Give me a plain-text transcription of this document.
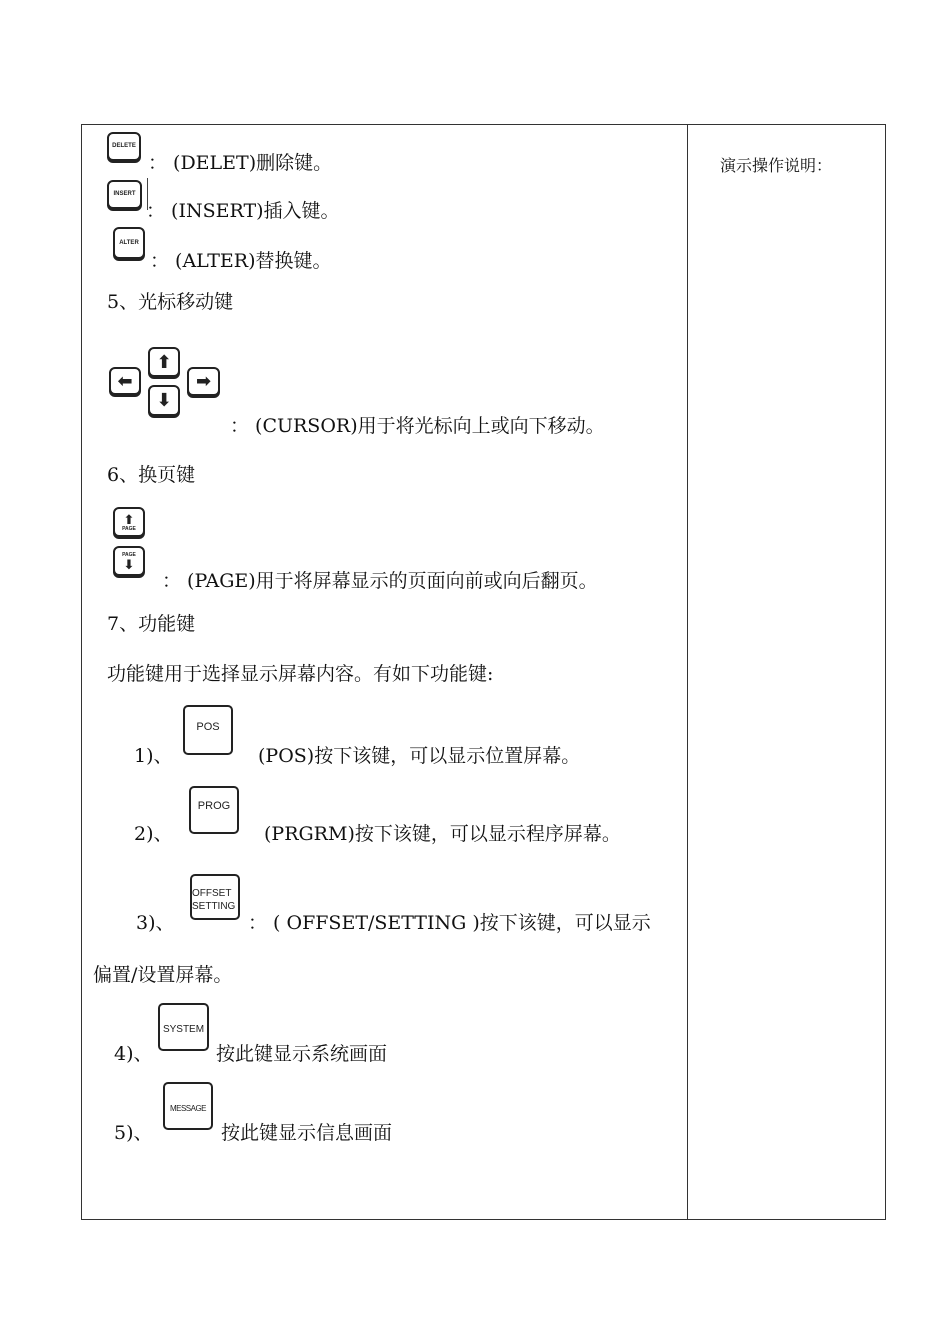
演示操作说明：
DELETE
： (DELET)删除键。
INSERT
： (INSERT)插入键。
ALTER
： (ALTER)替换键。
5、光标移动键
⬅
⬆
⬇
➡
： (CURSOR)用于将光标向上或向下移动。
6、换页键
⬆
PAGE
PAGE
⬇
： (PAGE)用于将屏幕显示的页面向前或向后翻页。
7、功能键
功能键用于选择显示屏幕内容。有如下功能键:
1)、
POS
(POS)按下该键，可以显示位置屏幕。
2)、
PROG
(PRGRM)按下该键，可以显示程序屏幕。
3)、
OFFSET
SETTING
： ( OFFSET/SETTING )按下该键，可以显示
偏置/设置屏幕。
4)、
SYSTEM
按此键显示系统画面
5)、
MESSAGE
按此键显示信息画面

▶ STATED GOAL: Go through the records and show every line with the string "按下该键" in it.

▶ TASK OUTPUT:
(POS)按下该键，可以显示位置屏幕。
(PRGRM)按下该键，可以显示程序屏幕。
： ( OFFSET/SETTING )按下该键，可以显示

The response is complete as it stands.